Given data —

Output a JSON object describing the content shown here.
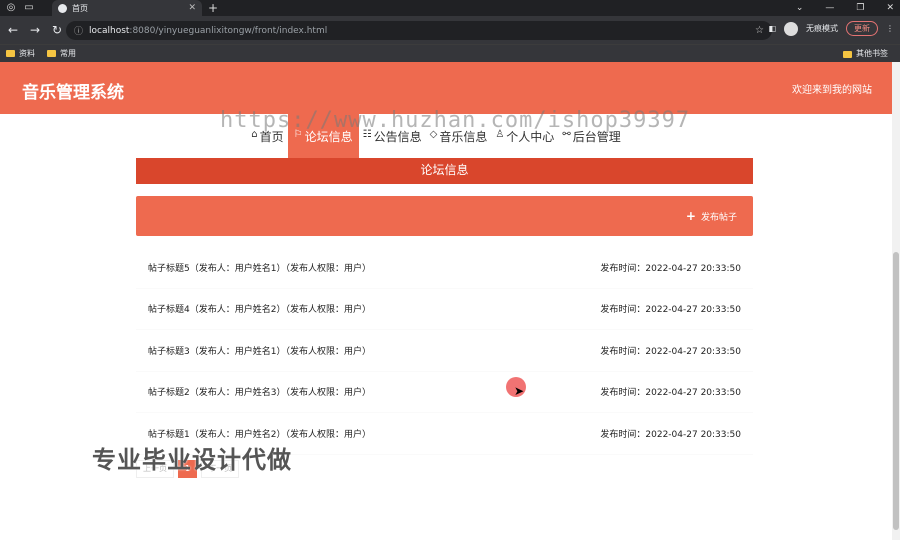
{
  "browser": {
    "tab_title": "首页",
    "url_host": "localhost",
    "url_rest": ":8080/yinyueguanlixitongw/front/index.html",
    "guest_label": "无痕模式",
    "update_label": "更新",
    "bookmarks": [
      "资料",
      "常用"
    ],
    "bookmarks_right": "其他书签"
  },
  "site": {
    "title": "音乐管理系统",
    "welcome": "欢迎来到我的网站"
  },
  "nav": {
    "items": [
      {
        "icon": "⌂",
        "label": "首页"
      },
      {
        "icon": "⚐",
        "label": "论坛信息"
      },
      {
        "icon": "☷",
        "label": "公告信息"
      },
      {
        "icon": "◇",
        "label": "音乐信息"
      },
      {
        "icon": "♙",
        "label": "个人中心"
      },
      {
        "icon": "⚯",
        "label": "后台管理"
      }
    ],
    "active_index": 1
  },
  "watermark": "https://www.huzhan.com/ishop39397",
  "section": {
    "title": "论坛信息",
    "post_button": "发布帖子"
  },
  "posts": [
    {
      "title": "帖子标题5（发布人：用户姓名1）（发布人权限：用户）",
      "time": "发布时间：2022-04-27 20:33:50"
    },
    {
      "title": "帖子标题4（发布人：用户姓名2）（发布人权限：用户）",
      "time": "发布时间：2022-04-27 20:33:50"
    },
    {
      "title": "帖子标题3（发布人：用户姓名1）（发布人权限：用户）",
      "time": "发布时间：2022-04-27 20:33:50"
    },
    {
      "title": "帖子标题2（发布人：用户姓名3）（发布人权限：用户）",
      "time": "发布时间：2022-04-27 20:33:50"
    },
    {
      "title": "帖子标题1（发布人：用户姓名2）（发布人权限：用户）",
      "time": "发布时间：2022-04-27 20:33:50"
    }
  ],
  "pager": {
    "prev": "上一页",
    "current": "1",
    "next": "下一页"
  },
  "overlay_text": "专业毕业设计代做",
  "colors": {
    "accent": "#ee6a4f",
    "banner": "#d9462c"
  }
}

Aim — In the copy, include all records verbatim but no images.

Written response —
Output a JSON object describing the content shown here.
{
  "browser": {
    "tab_title": "首页",
    "url_host": "localhost",
    "url_rest": ":8080/yinyueguanlixitongw/front/index.html",
    "guest_label": "无痕模式",
    "update_label": "更新",
    "bookmarks": [
      "资料",
      "常用"
    ],
    "bookmarks_right": "其他书签"
  },
  "site": {
    "title": "音乐管理系统",
    "welcome": "欢迎来到我的网站"
  },
  "nav": {
    "items": [
      {
        "icon": "⌂",
        "label": "首页"
      },
      {
        "icon": "⚐",
        "label": "论坛信息"
      },
      {
        "icon": "☷",
        "label": "公告信息"
      },
      {
        "icon": "◇",
        "label": "音乐信息"
      },
      {
        "icon": "♙",
        "label": "个人中心"
      },
      {
        "icon": "⚯",
        "label": "后台管理"
      }
    ],
    "active_index": 1
  },
  "watermark": "https://www.huzhan.com/ishop39397",
  "section": {
    "title": "论坛信息",
    "post_button": "发布帖子"
  },
  "posts": [
    {
      "title": "帖子标题5（发布人：用户姓名1）（发布人权限：用户）",
      "time": "发布时间：2022-04-27 20:33:50"
    },
    {
      "title": "帖子标题4（发布人：用户姓名2）（发布人权限：用户）",
      "time": "发布时间：2022-04-27 20:33:50"
    },
    {
      "title": "帖子标题3（发布人：用户姓名1）（发布人权限：用户）",
      "time": "发布时间：2022-04-27 20:33:50"
    },
    {
      "title": "帖子标题2（发布人：用户姓名3）（发布人权限：用户）",
      "time": "发布时间：2022-04-27 20:33:50"
    },
    {
      "title": "帖子标题1（发布人：用户姓名2）（发布人权限：用户）",
      "time": "发布时间：2022-04-27 20:33:50"
    }
  ],
  "pager": {
    "prev": "上一页",
    "current": "1",
    "next": "下一页"
  },
  "overlay_text": "专业毕业设计代做",
  "colors": {
    "accent": "#ee6a4f",
    "banner": "#d9462c"
  }
}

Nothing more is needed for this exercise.